=== GIVEN PROBLEM ===
Which lines hold the word "soziale"? Copy each one.

[BEGIN]

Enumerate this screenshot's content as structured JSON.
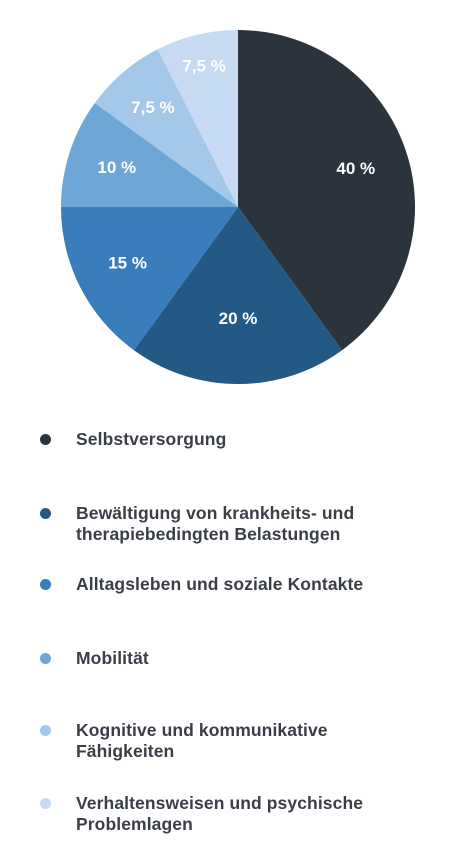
{
  "chart_data": {
    "type": "pie",
    "categories": [
      "Selbstversorgung",
      "Bewältigung von krankheits- und therapiebedingten Belastungen",
      "Alltagsleben und soziale Kontakte",
      "Mobilität",
      "Kognitive und kommunikative Fähigkeiten",
      "Verhaltensweisen und psychische Problemlagen"
    ],
    "values": [
      40,
      20,
      15,
      10,
      7.5,
      7.5
    ],
    "value_labels": [
      "40 %",
      "20 %",
      "15 %",
      "10 %",
      "7,5 %",
      "7,5 %"
    ],
    "colors": [
      "#2b333d",
      "#245985",
      "#3a7dbd",
      "#6ea6d6",
      "#a3c8ea",
      "#c6dbf1"
    ],
    "legend_placement": "bottom",
    "start": "top",
    "direction": "clockwise"
  },
  "legend": [
    {
      "label": "Selbstversorgung",
      "color": "#2b333d"
    },
    {
      "label": "Bewältigung von krankheits- und therapiebedingten Belastungen",
      "color": "#245985"
    },
    {
      "label": "Alltagsleben und soziale Kontakte",
      "color": "#3a7dbd"
    },
    {
      "label": "Mobilität",
      "color": "#6ea6d6"
    },
    {
      "label": "Kognitive und kommunikative Fähigkeiten",
      "color": "#a3c8ea"
    },
    {
      "label": "Verhaltensweisen und psychische Problemlagen",
      "color": "#c6dbf1"
    }
  ]
}
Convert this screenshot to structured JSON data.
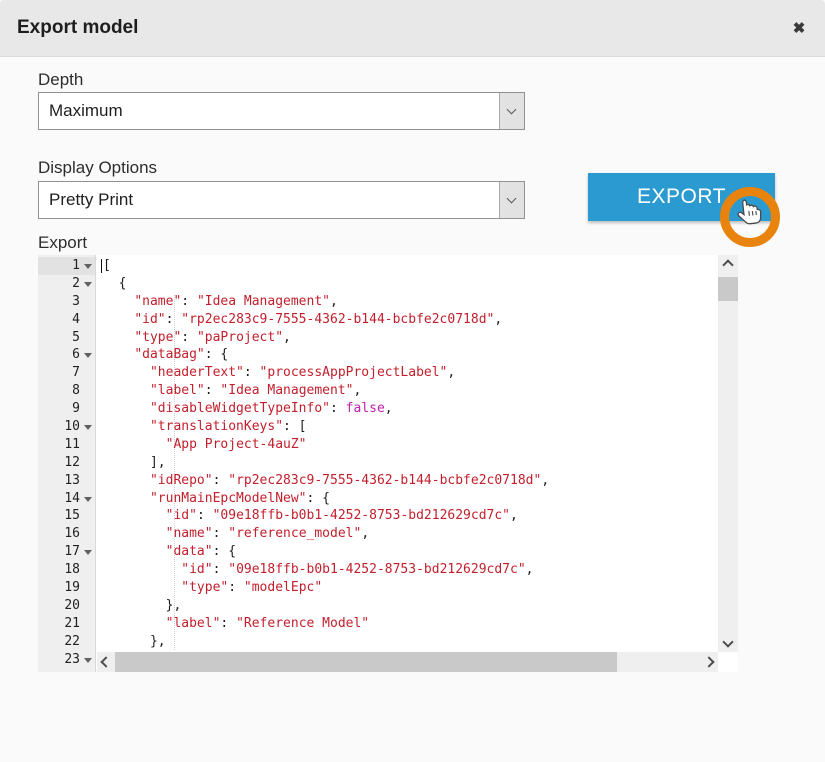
{
  "dialog": {
    "title": "Export model",
    "close_icon": "✖"
  },
  "form": {
    "depth_label": "Depth",
    "depth_value": "Maximum",
    "display_options_label": "Display Options",
    "display_options_value": "Pretty Print",
    "export_button_label": "EXPORT",
    "export_area_label": "Export"
  },
  "colors": {
    "accent_blue": "#2b9ad0",
    "annotation_ring_orange": "#e8830d",
    "syntax_string_red": "#c21f2c",
    "syntax_atom_magenta": "#bd22ae",
    "header_gray": "#e8e8e8"
  },
  "editor": {
    "language": "json",
    "active_line": 1,
    "lines": [
      {
        "n": 1,
        "fold": true,
        "seg": [
          [
            "p",
            "["
          ]
        ]
      },
      {
        "n": 2,
        "fold": true,
        "seg": [
          [
            "p",
            "  {"
          ]
        ]
      },
      {
        "n": 3,
        "fold": false,
        "seg": [
          [
            "p",
            "    "
          ],
          [
            "s",
            "\"name\""
          ],
          [
            "p",
            ": "
          ],
          [
            "s",
            "\"Idea Management\""
          ],
          [
            "p",
            ","
          ]
        ]
      },
      {
        "n": 4,
        "fold": false,
        "seg": [
          [
            "p",
            "    "
          ],
          [
            "s",
            "\"id\""
          ],
          [
            "p",
            ": "
          ],
          [
            "s",
            "\"rp2ec283c9-7555-4362-b144-bcbfe2c0718d\""
          ],
          [
            "p",
            ","
          ]
        ]
      },
      {
        "n": 5,
        "fold": false,
        "seg": [
          [
            "p",
            "    "
          ],
          [
            "s",
            "\"type\""
          ],
          [
            "p",
            ": "
          ],
          [
            "s",
            "\"paProject\""
          ],
          [
            "p",
            ","
          ]
        ]
      },
      {
        "n": 6,
        "fold": true,
        "seg": [
          [
            "p",
            "    "
          ],
          [
            "s",
            "\"dataBag\""
          ],
          [
            "p",
            ": {"
          ]
        ]
      },
      {
        "n": 7,
        "fold": false,
        "seg": [
          [
            "p",
            "      "
          ],
          [
            "s",
            "\"headerText\""
          ],
          [
            "p",
            ": "
          ],
          [
            "s",
            "\"processAppProjectLabel\""
          ],
          [
            "p",
            ","
          ]
        ]
      },
      {
        "n": 8,
        "fold": false,
        "seg": [
          [
            "p",
            "      "
          ],
          [
            "s",
            "\"label\""
          ],
          [
            "p",
            ": "
          ],
          [
            "s",
            "\"Idea Management\""
          ],
          [
            "p",
            ","
          ]
        ]
      },
      {
        "n": 9,
        "fold": false,
        "seg": [
          [
            "p",
            "      "
          ],
          [
            "s",
            "\"disableWidgetTypeInfo\""
          ],
          [
            "p",
            ": "
          ],
          [
            "a",
            "false"
          ],
          [
            "p",
            ","
          ]
        ]
      },
      {
        "n": 10,
        "fold": true,
        "seg": [
          [
            "p",
            "      "
          ],
          [
            "s",
            "\"translationKeys\""
          ],
          [
            "p",
            ": ["
          ]
        ]
      },
      {
        "n": 11,
        "fold": false,
        "seg": [
          [
            "p",
            "        "
          ],
          [
            "s",
            "\"App Project-4auZ\""
          ]
        ]
      },
      {
        "n": 12,
        "fold": false,
        "seg": [
          [
            "p",
            "      ],"
          ]
        ]
      },
      {
        "n": 13,
        "fold": false,
        "seg": [
          [
            "p",
            "      "
          ],
          [
            "s",
            "\"idRepo\""
          ],
          [
            "p",
            ": "
          ],
          [
            "s",
            "\"rp2ec283c9-7555-4362-b144-bcbfe2c0718d\""
          ],
          [
            "p",
            ","
          ]
        ]
      },
      {
        "n": 14,
        "fold": true,
        "seg": [
          [
            "p",
            "      "
          ],
          [
            "s",
            "\"runMainEpcModelNew\""
          ],
          [
            "p",
            ": {"
          ]
        ]
      },
      {
        "n": 15,
        "fold": false,
        "seg": [
          [
            "p",
            "        "
          ],
          [
            "s",
            "\"id\""
          ],
          [
            "p",
            ": "
          ],
          [
            "s",
            "\"09e18ffb-b0b1-4252-8753-bd212629cd7c\""
          ],
          [
            "p",
            ","
          ]
        ]
      },
      {
        "n": 16,
        "fold": false,
        "seg": [
          [
            "p",
            "        "
          ],
          [
            "s",
            "\"name\""
          ],
          [
            "p",
            ": "
          ],
          [
            "s",
            "\"reference_model\""
          ],
          [
            "p",
            ","
          ]
        ]
      },
      {
        "n": 17,
        "fold": true,
        "seg": [
          [
            "p",
            "        "
          ],
          [
            "s",
            "\"data\""
          ],
          [
            "p",
            ": {"
          ]
        ]
      },
      {
        "n": 18,
        "fold": false,
        "seg": [
          [
            "p",
            "          "
          ],
          [
            "s",
            "\"id\""
          ],
          [
            "p",
            ": "
          ],
          [
            "s",
            "\"09e18ffb-b0b1-4252-8753-bd212629cd7c\""
          ],
          [
            "p",
            ","
          ]
        ]
      },
      {
        "n": 19,
        "fold": false,
        "seg": [
          [
            "p",
            "          "
          ],
          [
            "s",
            "\"type\""
          ],
          [
            "p",
            ": "
          ],
          [
            "s",
            "\"modelEpc\""
          ]
        ]
      },
      {
        "n": 20,
        "fold": false,
        "seg": [
          [
            "p",
            "        },"
          ]
        ]
      },
      {
        "n": 21,
        "fold": false,
        "seg": [
          [
            "p",
            "        "
          ],
          [
            "s",
            "\"label\""
          ],
          [
            "p",
            ": "
          ],
          [
            "s",
            "\"Reference Model\""
          ]
        ]
      },
      {
        "n": 22,
        "fold": false,
        "seg": [
          [
            "p",
            "      },"
          ]
        ]
      },
      {
        "n": 23,
        "fold": true,
        "seg": []
      }
    ]
  }
}
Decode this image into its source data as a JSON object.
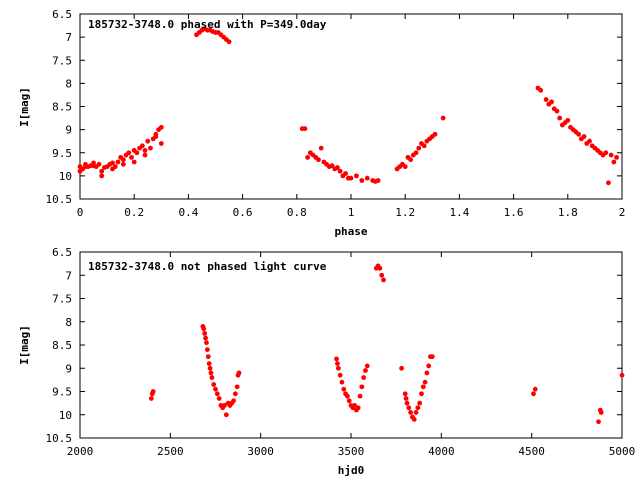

[END]

=== COMPLETE OUTPUT ===
      "Alltagsleben und soziale Kontakte",
      "label": "Alltagsleben und soziale Kontakte",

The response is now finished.